Problem:
Go line by line through the entries below and copy those containing the string "Development".

Records for this task:
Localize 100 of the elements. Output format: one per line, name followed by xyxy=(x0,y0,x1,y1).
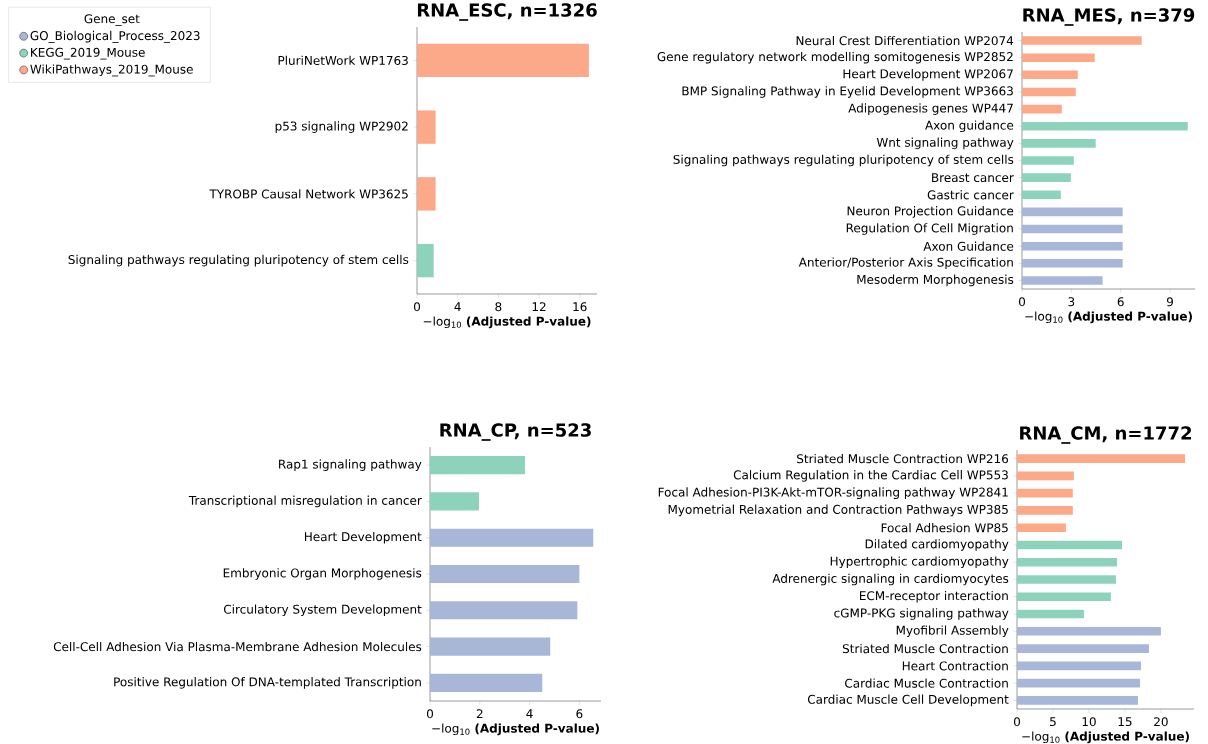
y-tick-label: Calcium Regulation in the Cardiac Cell WP553 xyxy=(733,470,1008,482)
bar xyxy=(417,43,589,78)
x-tick-label: 6 xyxy=(576,709,583,719)
y-tick-label: Gastric cancer xyxy=(927,190,1014,200)
bar xyxy=(1017,575,1116,584)
bar xyxy=(417,110,436,144)
bar xyxy=(1022,87,1076,97)
y-tick-label: Cardiac Muscle Cell Development xyxy=(807,694,1009,707)
y-tick-label: ECM-receptor interaction xyxy=(859,590,1008,603)
y-tick-label: BMP Signaling Pathway in Eyelid Development WP3663 xyxy=(682,86,1013,98)
bar xyxy=(1017,523,1066,533)
y-tick-label: Transcriptional misregulation in cancer xyxy=(188,495,422,508)
y-tick-label: Myometrial Relaxation and Contraction Pathways WP385 xyxy=(668,504,1008,517)
x-tick-label: 8 xyxy=(495,302,502,312)
y-tick-label: Cardiac Muscle Contraction xyxy=(845,678,1008,688)
x-tick-label: 15 xyxy=(1118,717,1132,727)
bar xyxy=(1017,644,1149,653)
bar xyxy=(1022,121,1188,131)
y-tick-label: Focal Adhesion WP85 xyxy=(881,523,1008,533)
y-tick-label: Regulation Of Cell Migration xyxy=(846,223,1013,235)
x-axis-title: −log$_{10}$ (Adjusted P-value) xyxy=(423,316,591,329)
bar xyxy=(1017,609,1084,619)
bar xyxy=(1017,454,1186,463)
y-tick-label: Wnt signaling pathway xyxy=(876,137,1014,150)
chart-title: RNA_ESC, n=1326 xyxy=(417,3,597,21)
x-tick-label: 4 xyxy=(454,302,461,311)
bar xyxy=(1022,259,1123,268)
bar xyxy=(1022,139,1096,148)
bar xyxy=(1022,104,1062,114)
bar xyxy=(1017,592,1111,602)
x-axis-title: −log$_{10}$ (Adjusted P-value) xyxy=(1025,311,1192,324)
x-tick-label: 2 xyxy=(476,709,483,719)
x-axis-title: −log$_{10}$ (Adjusted P-value) xyxy=(432,723,599,736)
x-tick-label: 10 xyxy=(1082,717,1096,727)
y-tick-label: p53 signaling WP2902 xyxy=(275,121,408,133)
y-tick-label: Axon Guidance xyxy=(923,241,1014,251)
x-tick-label: 20 xyxy=(1154,717,1168,727)
y-tick-label: Heart Development WP2067 xyxy=(843,69,1013,81)
y-tick-label: Rap1 signaling pathway xyxy=(279,459,422,471)
bar xyxy=(417,243,434,278)
legend-title: Gene_set xyxy=(84,14,140,26)
bar xyxy=(1022,207,1123,217)
bar xyxy=(1022,70,1078,80)
bar xyxy=(1017,540,1123,550)
y-tick-label: cGMP-PKG signaling pathway xyxy=(834,608,1009,620)
bar xyxy=(1022,241,1123,251)
bar xyxy=(1022,53,1095,62)
y-tick-label: Neuron Projection Guidance xyxy=(847,206,1014,218)
y-tick-label: Cell-Cell Adhesion Via Plasma-Membrane Adhesion Molecules xyxy=(53,641,422,652)
y-tick-label: Striated Muscle Contraction WP216 xyxy=(797,453,1009,464)
bar xyxy=(1022,173,1071,182)
y-tick-label: Hypertrophic cardiomyopathy xyxy=(830,556,1009,569)
y-tick-label: Focal Adhesion-PI3K-Akt-mTOR-signaling pathway WP2841 xyxy=(658,487,1008,499)
bar xyxy=(1017,471,1074,481)
chart-title: RNA_CM, n=1772 xyxy=(1020,426,1191,444)
bar xyxy=(430,673,543,692)
x-tick-label: 0 xyxy=(413,302,421,312)
bar xyxy=(1017,557,1118,567)
chart-title: RNA_CP, n=523 xyxy=(440,423,591,441)
bar xyxy=(430,637,551,656)
y-tick-label: Breast cancer xyxy=(932,173,1014,183)
y-tick-label: Gene regulatory network modelling somitogenesis WP2852 xyxy=(657,51,1013,64)
y-tick-label: TYROBP Causal Network WP3625 xyxy=(209,189,408,199)
x-tick-label: 0 xyxy=(1013,717,1021,727)
x-tick-label: 9 xyxy=(1166,297,1173,307)
y-tick-label: Adrenergic signaling in cardiomyocytes xyxy=(772,573,1009,586)
legend-label: KEGG_2019_Mouse xyxy=(31,47,145,60)
legend-label: WikiPathways_2019_Mouse xyxy=(30,64,193,77)
y-tick-label: PluriNetWork WP1763 xyxy=(278,55,408,66)
x-tick-label: 6 xyxy=(1117,297,1124,307)
bar xyxy=(1022,156,1074,165)
x-tick-label: 5 xyxy=(1050,717,1056,727)
bar xyxy=(430,601,578,620)
y-tick-label: Adipogenesis genes WP447 xyxy=(848,103,1013,115)
bar xyxy=(1022,190,1061,200)
bar xyxy=(430,528,594,547)
bar xyxy=(1017,626,1161,636)
y-tick-label: Embryonic Organ Morphogenesis xyxy=(223,568,422,580)
x-tick-label: 4 xyxy=(526,709,533,718)
y-tick-label: Striated Muscle Contraction xyxy=(842,643,1008,654)
x-tick-label: 3 xyxy=(1068,297,1075,307)
y-tick-label: Anterior/Posterior Axis Specification xyxy=(798,257,1013,270)
bar xyxy=(1017,696,1138,705)
y-tick-label: Circulatory System Development xyxy=(223,604,422,617)
y-tick-label: Mesoderm Morphogenesis xyxy=(857,274,1014,287)
y-tick-label: Neural Crest Differentiation WP2074 xyxy=(796,35,1014,46)
bar xyxy=(430,492,480,511)
legend-label: GO_Biological_Process_2023 xyxy=(30,30,200,43)
bar xyxy=(430,564,580,584)
x-tick-label: 0 xyxy=(426,709,434,719)
bar xyxy=(1017,488,1073,498)
x-tick-label: 12 xyxy=(532,302,546,312)
bar xyxy=(417,177,436,211)
y-tick-label: Heart Development xyxy=(304,531,422,544)
x-tick-label: 16 xyxy=(573,302,587,312)
bar xyxy=(1017,678,1140,688)
bar xyxy=(1017,661,1141,671)
bar xyxy=(1022,276,1103,285)
bar xyxy=(430,456,526,475)
y-tick-label: Positive Regulation Of DNA-templated Transcription xyxy=(114,677,421,689)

Problem solution:
y-tick-label: Cardiac Muscle Cell Development xyxy=(807,694,1009,707)
y-tick-label: BMP Signaling Pathway in Eyelid Development WP3663 xyxy=(682,86,1013,98)
y-tick-label: Heart Development WP2067 xyxy=(843,69,1013,81)
y-tick-label: Circulatory System Development xyxy=(223,604,422,617)
y-tick-label: Heart Development xyxy=(304,531,422,544)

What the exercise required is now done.